Provided data:
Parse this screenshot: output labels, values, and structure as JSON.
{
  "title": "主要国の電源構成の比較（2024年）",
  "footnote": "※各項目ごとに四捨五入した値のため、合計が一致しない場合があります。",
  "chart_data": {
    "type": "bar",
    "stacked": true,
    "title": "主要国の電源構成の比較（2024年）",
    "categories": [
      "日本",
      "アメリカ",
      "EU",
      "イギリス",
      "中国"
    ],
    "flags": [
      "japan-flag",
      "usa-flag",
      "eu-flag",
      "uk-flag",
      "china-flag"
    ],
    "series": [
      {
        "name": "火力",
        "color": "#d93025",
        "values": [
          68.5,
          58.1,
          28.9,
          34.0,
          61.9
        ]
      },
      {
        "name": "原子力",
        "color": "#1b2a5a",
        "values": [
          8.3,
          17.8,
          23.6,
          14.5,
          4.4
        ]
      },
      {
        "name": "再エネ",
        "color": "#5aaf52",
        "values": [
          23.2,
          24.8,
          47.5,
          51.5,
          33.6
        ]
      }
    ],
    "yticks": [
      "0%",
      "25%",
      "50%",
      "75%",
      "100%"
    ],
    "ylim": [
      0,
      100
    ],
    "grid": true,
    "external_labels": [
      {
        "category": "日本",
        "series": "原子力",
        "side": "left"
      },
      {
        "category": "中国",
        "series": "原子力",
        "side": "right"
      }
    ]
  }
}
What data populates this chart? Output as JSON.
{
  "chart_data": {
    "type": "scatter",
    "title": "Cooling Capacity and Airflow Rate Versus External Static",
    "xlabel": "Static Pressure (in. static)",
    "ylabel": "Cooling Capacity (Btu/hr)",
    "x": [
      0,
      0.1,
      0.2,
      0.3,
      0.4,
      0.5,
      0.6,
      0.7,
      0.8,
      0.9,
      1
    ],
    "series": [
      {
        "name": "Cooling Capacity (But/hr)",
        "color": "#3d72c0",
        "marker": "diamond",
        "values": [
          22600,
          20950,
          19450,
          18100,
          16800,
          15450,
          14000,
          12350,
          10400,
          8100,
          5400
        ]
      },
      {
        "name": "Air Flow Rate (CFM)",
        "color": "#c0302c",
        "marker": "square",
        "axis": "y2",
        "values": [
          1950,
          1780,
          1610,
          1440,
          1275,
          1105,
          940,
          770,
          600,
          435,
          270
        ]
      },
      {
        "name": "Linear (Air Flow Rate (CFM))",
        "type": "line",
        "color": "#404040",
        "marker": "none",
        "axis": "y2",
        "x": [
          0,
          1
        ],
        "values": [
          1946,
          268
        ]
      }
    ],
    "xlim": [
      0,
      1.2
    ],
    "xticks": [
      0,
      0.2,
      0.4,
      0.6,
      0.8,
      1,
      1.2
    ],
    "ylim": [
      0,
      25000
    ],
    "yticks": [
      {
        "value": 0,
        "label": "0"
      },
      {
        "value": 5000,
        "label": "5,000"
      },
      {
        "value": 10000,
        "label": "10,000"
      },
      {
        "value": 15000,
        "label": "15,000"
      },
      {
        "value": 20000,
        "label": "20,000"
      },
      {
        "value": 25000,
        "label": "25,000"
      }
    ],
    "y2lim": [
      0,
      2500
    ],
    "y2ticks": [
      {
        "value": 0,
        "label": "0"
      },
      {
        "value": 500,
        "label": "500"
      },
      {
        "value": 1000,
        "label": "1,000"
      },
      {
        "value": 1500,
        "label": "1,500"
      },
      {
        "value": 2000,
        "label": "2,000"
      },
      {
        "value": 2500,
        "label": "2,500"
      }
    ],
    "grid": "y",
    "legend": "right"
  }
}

Directions for this task: Give back each line above precisely as it stands.

Task output:
Parse this screenshot: output labels, values, and structure as JSON.
{
  "title": "主要国の電源構成の比較（2024年）",
  "footnote": "※各項目ごとに四捨五入した値のため、合計が一致しない場合があります。",
  "chart_data": {
    "type": "bar",
    "stacked": true,
    "title": "主要国の電源構成の比較（2024年）",
    "categories": [
      "日本",
      "アメリカ",
      "EU",
      "イギリス",
      "中国"
    ],
    "flags": [
      "japan-flag",
      "usa-flag",
      "eu-flag",
      "uk-flag",
      "china-flag"
    ],
    "series": [
      {
        "name": "火力",
        "color": "#d93025",
        "values": [
          68.5,
          58.1,
          28.9,
          34.0,
          61.9
        ]
      },
      {
        "name": "原子力",
        "color": "#1b2a5a",
        "values": [
          8.3,
          17.8,
          23.6,
          14.5,
          4.4
        ]
      },
      {
        "name": "再エネ",
        "color": "#5aaf52",
        "values": [
          23.2,
          24.8,
          47.5,
          51.5,
          33.6
        ]
      }
    ],
    "yticks": [
      "0%",
      "25%",
      "50%",
      "75%",
      "100%"
    ],
    "ylim": [
      0,
      100
    ],
    "grid": true,
    "external_labels": [
      {
        "category": "日本",
        "series": "原子力",
        "side": "left"
      },
      {
        "category": "中国",
        "series": "原子力",
        "side": "right"
      }
    ]
  }
}
What data populates this chart? Output as JSON.
{
  "chart_data": {
    "type": "scatter",
    "title": "Cooling Capacity and Airflow Rate Versus External Static",
    "xlabel": "Static Pressure (in. static)",
    "ylabel": "Cooling Capacity (Btu/hr)",
    "x": [
      0,
      0.1,
      0.2,
      0.3,
      0.4,
      0.5,
      0.6,
      0.7,
      0.8,
      0.9,
      1
    ],
    "series": [
      {
        "name": "Cooling Capacity (But/hr)",
        "color": "#3d72c0",
        "marker": "diamond",
        "values": [
          22600,
          20950,
          19450,
          18100,
          16800,
          15450,
          14000,
          12350,
          10400,
          8100,
          5400
        ]
      },
      {
        "name": "Air Flow Rate (CFM)",
        "color": "#c0302c",
        "marker": "square",
        "axis": "y2",
        "values": [
          1950,
          1780,
          1610,
          1440,
          1275,
          1105,
          940,
          770,
          600,
          435,
          270
        ]
      },
      {
        "name": "Linear (Air Flow Rate (CFM))",
        "type": "line",
        "color": "#404040",
        "marker": "none",
        "axis": "y2",
        "x": [
          0,
          1
        ],
        "values": [
          1946,
          268
        ]
      }
    ],
    "xlim": [
      0,
      1.2
    ],
    "xticks": [
      0,
      0.2,
      0.4,
      0.6,
      0.8,
      1,
      1.2
    ],
    "ylim": [
      0,
      25000
    ],
    "yticks": [
      {
        "value": 0,
        "label": "0"
      },
      {
        "value": 5000,
        "label": "5,000"
      },
      {
        "value": 10000,
        "label": "10,000"
      },
      {
        "value": 15000,
        "label": "15,000"
      },
      {
        "value": 20000,
        "label": "20,000"
      },
      {
        "value": 25000,
        "label": "25,000"
      }
    ],
    "y2lim": [
      0,
      2500
    ],
    "y2ticks": [
      {
        "value": 0,
        "label": "0"
      },
      {
        "value": 500,
        "label": "500"
      },
      {
        "value": 1000,
        "label": "1,000"
      },
      {
        "value": 1500,
        "label": "1,500"
      },
      {
        "value": 2000,
        "label": "2,000"
      },
      {
        "value": 2500,
        "label": "2,500"
      }
    ],
    "grid": "y",
    "legend": "right"
  }
}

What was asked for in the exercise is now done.